Aim of the task: Go through the material and pull out every line with the string "type" in it.

[Records from a data collection]
● ● ● ● ● ● ●

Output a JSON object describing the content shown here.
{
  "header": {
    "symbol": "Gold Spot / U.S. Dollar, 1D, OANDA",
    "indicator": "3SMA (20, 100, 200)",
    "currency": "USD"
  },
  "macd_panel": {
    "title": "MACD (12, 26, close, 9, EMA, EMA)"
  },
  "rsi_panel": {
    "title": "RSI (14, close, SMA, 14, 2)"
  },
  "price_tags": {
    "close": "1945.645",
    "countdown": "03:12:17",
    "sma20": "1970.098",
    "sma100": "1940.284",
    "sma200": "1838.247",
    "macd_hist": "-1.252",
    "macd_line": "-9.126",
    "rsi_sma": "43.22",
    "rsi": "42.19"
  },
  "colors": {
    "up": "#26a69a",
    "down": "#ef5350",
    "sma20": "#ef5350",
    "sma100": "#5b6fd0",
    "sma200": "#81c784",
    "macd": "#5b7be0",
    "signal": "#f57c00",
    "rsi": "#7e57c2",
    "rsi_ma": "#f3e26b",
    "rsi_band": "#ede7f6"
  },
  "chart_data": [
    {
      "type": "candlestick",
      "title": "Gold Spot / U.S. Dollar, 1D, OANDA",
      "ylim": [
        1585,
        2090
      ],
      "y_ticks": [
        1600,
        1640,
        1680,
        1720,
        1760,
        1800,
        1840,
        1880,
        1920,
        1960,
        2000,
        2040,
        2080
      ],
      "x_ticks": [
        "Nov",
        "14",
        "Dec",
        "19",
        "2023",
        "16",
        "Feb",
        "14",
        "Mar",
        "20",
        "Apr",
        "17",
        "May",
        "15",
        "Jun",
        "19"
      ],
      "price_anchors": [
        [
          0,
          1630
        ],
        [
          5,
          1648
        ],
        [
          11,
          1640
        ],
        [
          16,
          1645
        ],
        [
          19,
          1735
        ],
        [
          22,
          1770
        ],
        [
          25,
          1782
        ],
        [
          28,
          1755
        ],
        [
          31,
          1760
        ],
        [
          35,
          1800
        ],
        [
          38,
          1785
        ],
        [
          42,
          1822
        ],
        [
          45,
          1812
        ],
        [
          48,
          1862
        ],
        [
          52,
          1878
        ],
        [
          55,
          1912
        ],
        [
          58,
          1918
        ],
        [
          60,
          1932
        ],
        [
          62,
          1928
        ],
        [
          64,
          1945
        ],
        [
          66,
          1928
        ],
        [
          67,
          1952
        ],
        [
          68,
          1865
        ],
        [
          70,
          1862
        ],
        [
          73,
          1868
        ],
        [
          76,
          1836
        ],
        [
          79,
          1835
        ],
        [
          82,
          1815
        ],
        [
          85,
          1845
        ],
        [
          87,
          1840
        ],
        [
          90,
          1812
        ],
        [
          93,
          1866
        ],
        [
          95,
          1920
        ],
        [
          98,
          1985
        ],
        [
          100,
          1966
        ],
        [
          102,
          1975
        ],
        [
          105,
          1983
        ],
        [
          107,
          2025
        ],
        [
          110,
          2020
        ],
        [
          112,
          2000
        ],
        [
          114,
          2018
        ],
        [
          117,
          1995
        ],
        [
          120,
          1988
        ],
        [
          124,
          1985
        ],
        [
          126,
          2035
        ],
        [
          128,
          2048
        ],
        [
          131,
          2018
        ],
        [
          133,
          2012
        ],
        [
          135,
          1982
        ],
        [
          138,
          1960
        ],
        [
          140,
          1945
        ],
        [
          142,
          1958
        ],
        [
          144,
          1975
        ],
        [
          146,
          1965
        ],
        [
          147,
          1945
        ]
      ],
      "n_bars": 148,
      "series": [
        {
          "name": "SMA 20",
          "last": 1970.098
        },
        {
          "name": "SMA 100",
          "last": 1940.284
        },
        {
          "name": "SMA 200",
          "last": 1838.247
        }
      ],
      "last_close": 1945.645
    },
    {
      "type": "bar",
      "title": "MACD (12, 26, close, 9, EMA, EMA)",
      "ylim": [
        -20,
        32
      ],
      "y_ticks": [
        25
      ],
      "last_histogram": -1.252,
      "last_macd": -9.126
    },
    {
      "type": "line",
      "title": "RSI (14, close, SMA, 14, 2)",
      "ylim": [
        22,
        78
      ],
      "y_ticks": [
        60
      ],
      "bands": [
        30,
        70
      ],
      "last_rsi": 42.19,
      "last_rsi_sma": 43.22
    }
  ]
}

● ● ● ● ● ● ●

Response to this exercise:
      "type": "candlestick",
      "type": "bar",
      "type": "line",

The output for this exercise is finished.